→ Exercise requirements
Find every line in the records below that holds the word "document", and copy it out.

→ Recorded data
------------------------------------------------------------
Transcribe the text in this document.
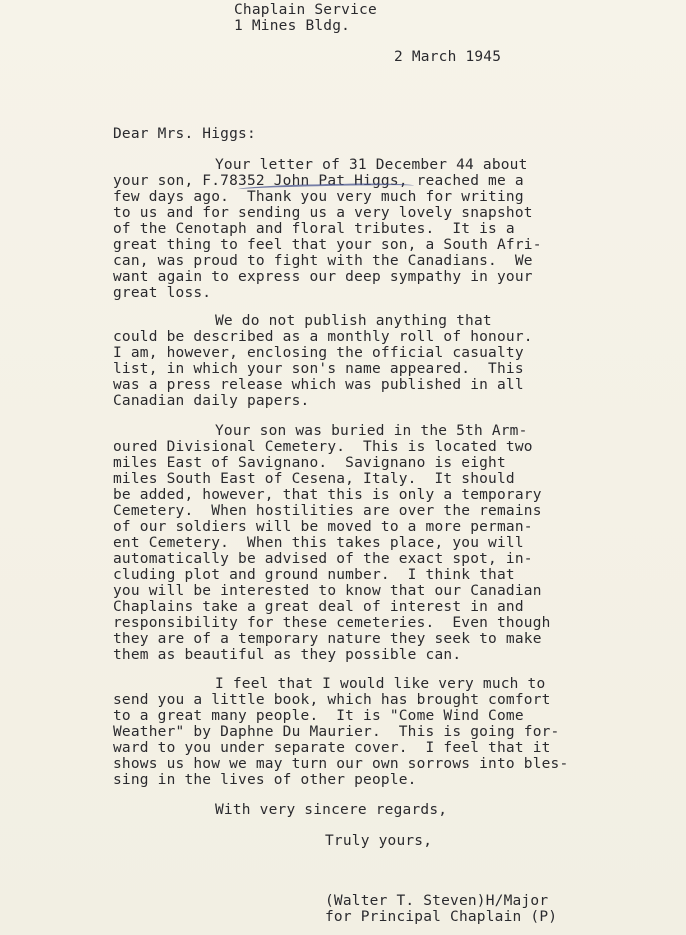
Chaplain Service
1 Mines Bldg.
2 March 1945
Dear Mrs. Higgs:
Your letter of 31 December 44 about
your son, F.78352 John Pat Higgs, reached me a
few days ago.  Thank you very much for writing
to us and for sending us a very lovely snapshot
of the Cenotaph and floral tributes.  It is a
great thing to feel that your son, a South Afri-
can, was proud to fight with the Canadians.  We
want again to express our deep sympathy in your
great loss.
We do not publish anything that
could be described as a monthly roll of honour.
I am, however, enclosing the official casualty
list, in which your son's name appeared.  This
was a press release which was published in all
Canadian daily papers.
Your son was buried in the 5th Arm-
oured Divisional Cemetery.  This is located two
miles East of Savignano.  Savignano is eight
miles South East of Cesena, Italy.  It should
be added, however, that this is only a temporary
Cemetery.  When hostilities are over the remains
of our soldiers will be moved to a more perman-
ent Cemetery.  When this takes place, you will
automatically be advised of the exact spot, in-
cluding plot and ground number.  I think that
you will be interested to know that our Canadian
Chaplains take a great deal of interest in and
responsibility for these cemeteries.  Even though
they are of a temporary nature they seek to make
them as beautiful as they possible can.
I feel that I would like very much to
send you a little book, which has brought comfort
to a great many people.  It is "Come Wind Come
Weather" by Daphne Du Maurier.  This is going for-
ward to you under separate cover.  I feel that it
shows us how we may turn our own sorrows into bles-
sing in the lives of other people.
With very sincere regards,
Truly yours,
(Walter T. Steven)H/Major
for Principal Chaplain (P)
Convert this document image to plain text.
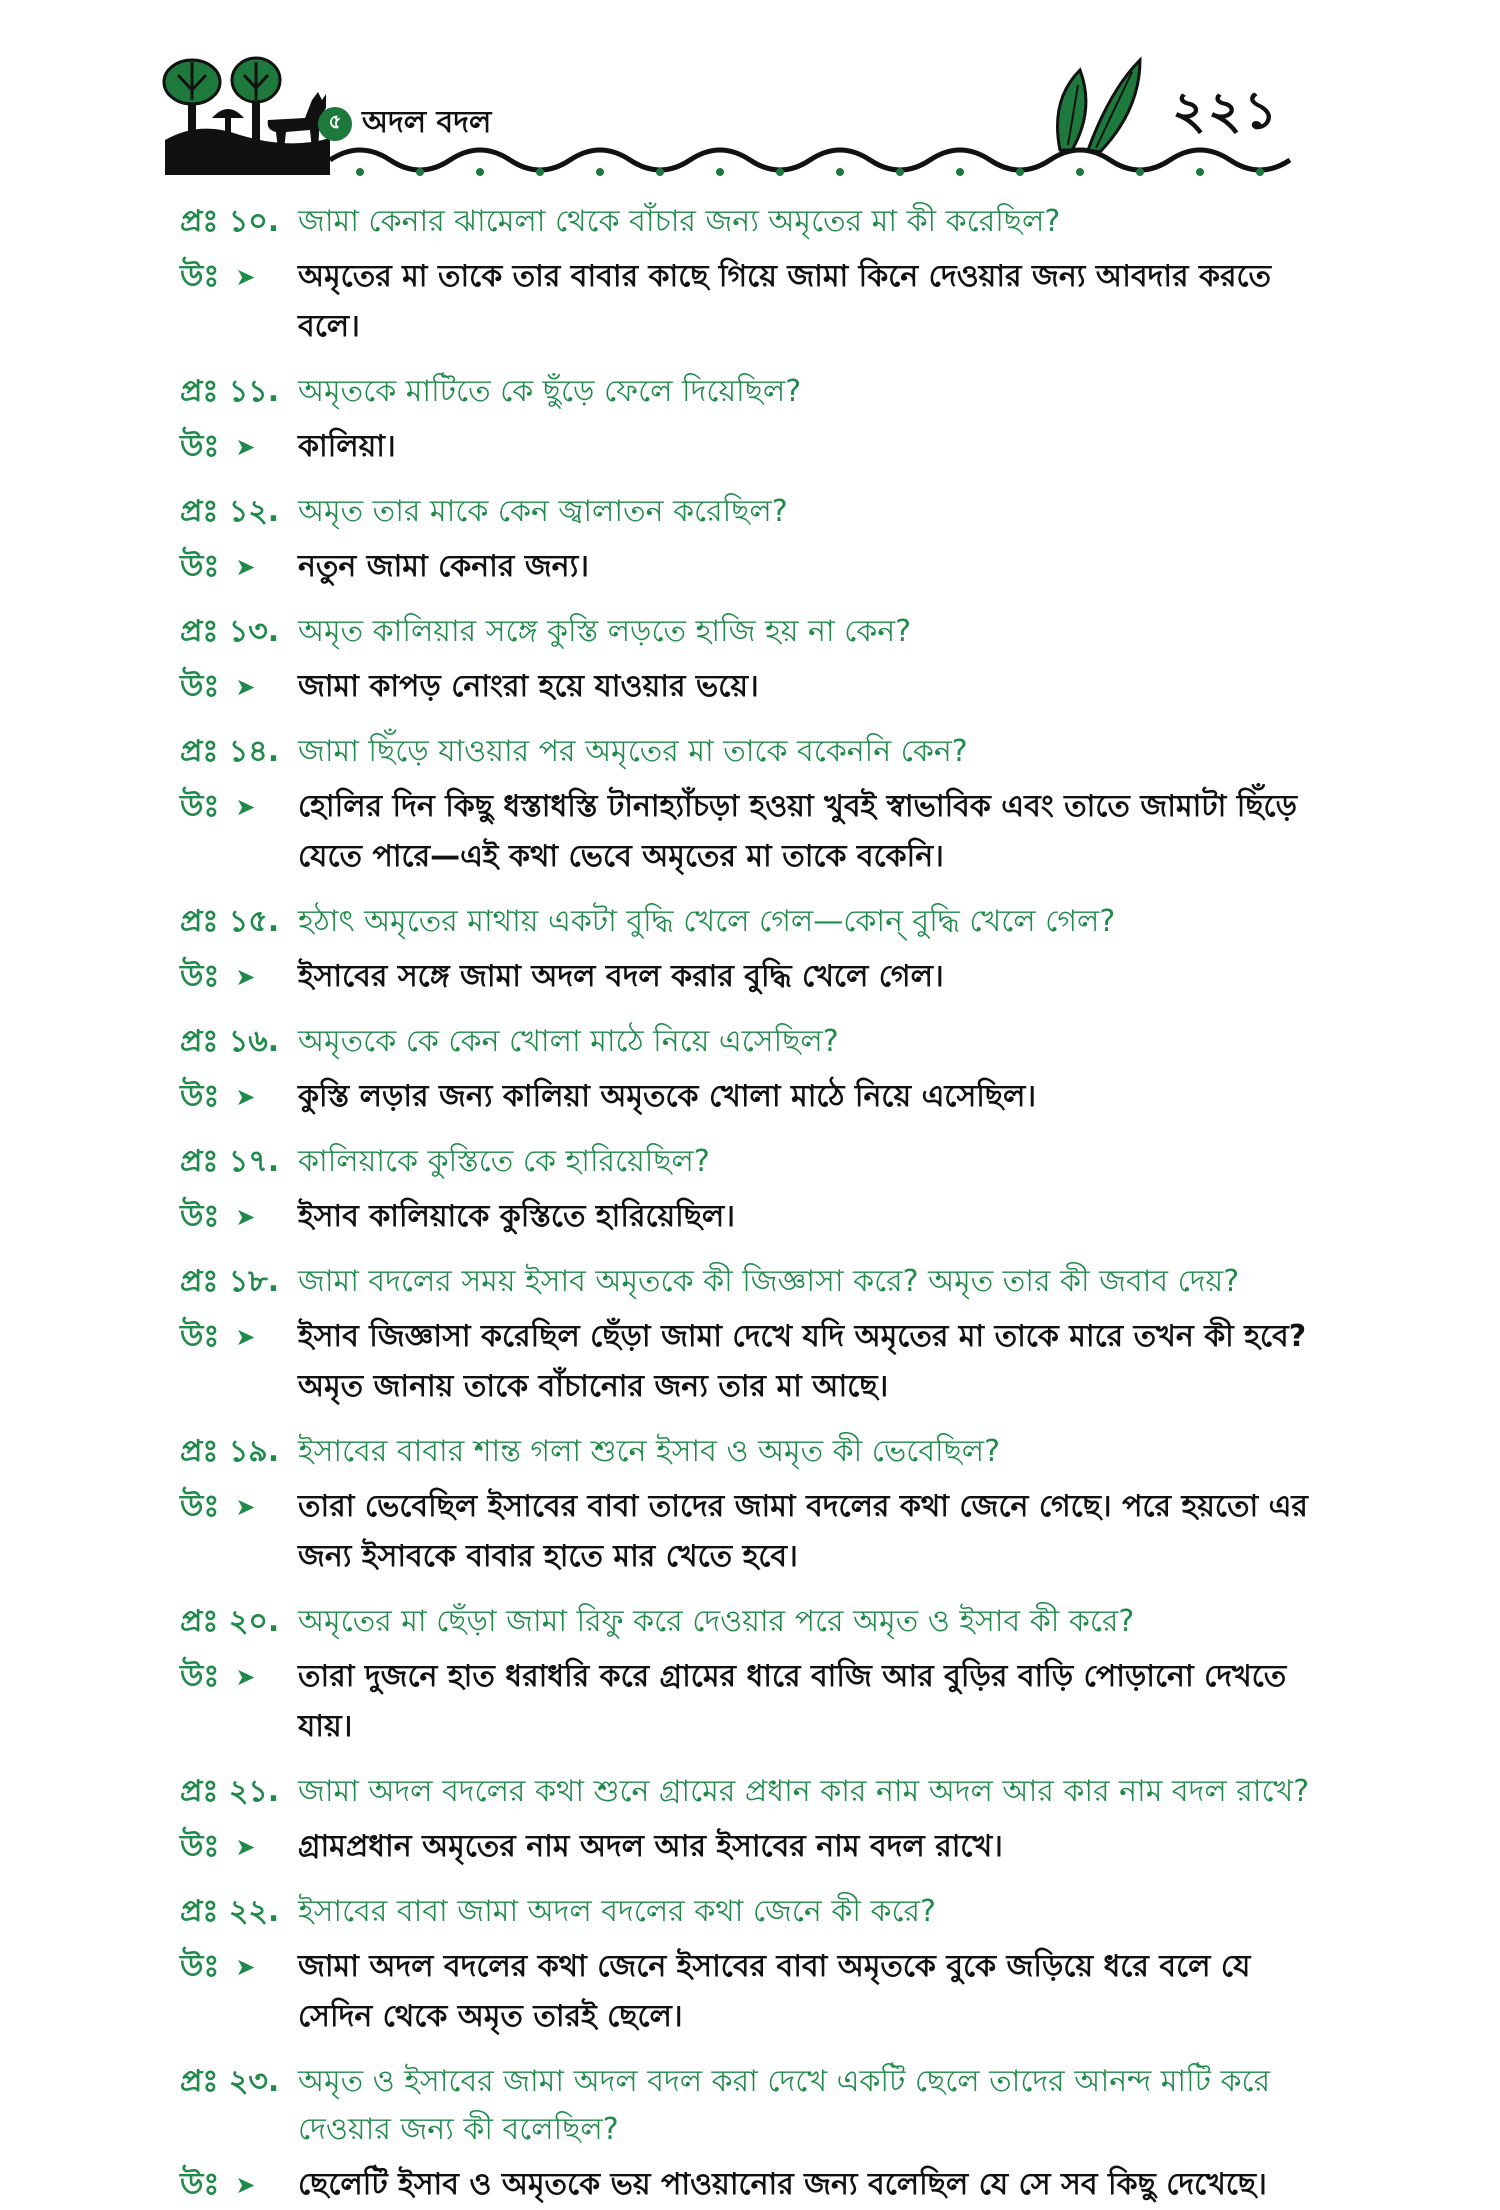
৫ অদল বদল	২২১
প্রঃ ১০. জামা কেনার ঝামেলা থেকে বাঁচার জন্য অমৃতের মা কী করেছিল?
উঃ ➤ অমৃতের মা তাকে তার বাবার কাছে গিয়ে জামা কিনে দেওয়ার জন্য আবদার করতে বলে।
প্রঃ ১১. অমৃতকে মাটিতে কে ছুঁড়ে ফেলে দিয়েছিল?
উঃ ➤ কালিয়া।
প্রঃ ১২. অমৃত তার মাকে কেন জ্বালাতন করেছিল?
উঃ ➤ নতুন জামা কেনার জন্য।
প্রঃ ১৩. অমৃত কালিয়ার সঙ্গে কুস্তি লড়তে হাজি হয় না কেন?
উঃ ➤ জামা কাপড় নোংরা হয়ে যাওয়ার ভয়ে।
প্রঃ ১৪. জামা ছিঁড়ে যাওয়ার পর অমৃতের মা তাকে বকেননি কেন?
উঃ ➤ হোলির দিন কিছু ধস্তাধস্তি টানাহ্যাঁচড়া হওয়া খুবই স্বাভাবিক এবং তাতে জামাটা ছিঁড়ে যেতে পারে—এই কথা ভেবে অমৃতের মা তাকে বকেনি।
প্রঃ ১৫. হঠাৎ অমৃতের মাথায় একটা বুদ্ধি খেলে গেল—কোন্ বুদ্ধি খেলে গেল?
উঃ ➤ ইসাবের সঙ্গে জামা অদল বদল করার বুদ্ধি খেলে গেল।
প্রঃ ১৬. অমৃতকে কে কেন খোলা মাঠে নিয়ে এসেছিল?
উঃ ➤ কুস্তি লড়ার জন্য কালিয়া অমৃতকে খোলা মাঠে নিয়ে এসেছিল।
প্রঃ ১৭. কালিয়াকে কুস্তিতে কে হারিয়েছিল?
উঃ ➤ ইসাব কালিয়াকে কুস্তিতে হারিয়েছিল।
প্রঃ ১৮. জামা বদলের সময় ইসাব অমৃতকে কী জিজ্ঞাসা করে? অমৃত তার কী জবাব দেয়?
উঃ ➤ ইসাব জিজ্ঞাসা করেছিল ছেঁড়া জামা দেখে যদি অমৃতের মা তাকে মারে তখন কী হবে? অমৃত জানায় তাকে বাঁচানোর জন্য তার মা আছে।
প্রঃ ১৯. ইসাবের বাবার শান্ত গলা শুনে ইসাব ও অমৃত কী ভেবেছিল?
উঃ ➤ তারা ভেবেছিল ইসাবের বাবা তাদের জামা বদলের কথা জেনে গেছে। পরে হয়তো এর জন্য ইসাবকে বাবার হাতে মার খেতে হবে।
প্রঃ ২০. অমৃতের মা ছেঁড়া জামা রিফু করে দেওয়ার পরে অমৃত ও ইসাব কী করে?
উঃ ➤ তারা দুজনে হাত ধরাধরি করে গ্রামের ধারে বাজি আর বুড়ির বাড়ি পোড়ানো দেখতে যায়।
প্রঃ ২১. জামা অদল বদলের কথা শুনে গ্রামের প্রধান কার নাম অদল আর কার নাম বদল রাখে?
উঃ ➤ গ্রামপ্রধান অমৃতের নাম অদল আর ইসাবের নাম বদল রাখে।
প্রঃ ২২. ইসাবের বাবা জামা অদল বদলের কথা জেনে কী করে?
উঃ ➤ জামা অদল বদলের কথা জেনে ইসাবের বাবা অমৃতকে বুকে জড়িয়ে ধরে বলে যে সেদিন থেকে অমৃত তারই ছেলে।
প্রঃ ২৩. অমৃত ও ইসাবের জামা অদল বদল করা দেখে একটি ছেলে তাদের আনন্দ মাটি করে দেওয়ার জন্য কী বলেছিল?
উঃ ➤ ছেলেটি ইসাব ও অমৃতকে ভয় পাওয়ানোর জন্য বলেছিল যে সে সব কিছু দেখেছে।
------------------------------------------------------------
→ Result for this task
Transcribe the text in this document.
Convert this document image to plain text.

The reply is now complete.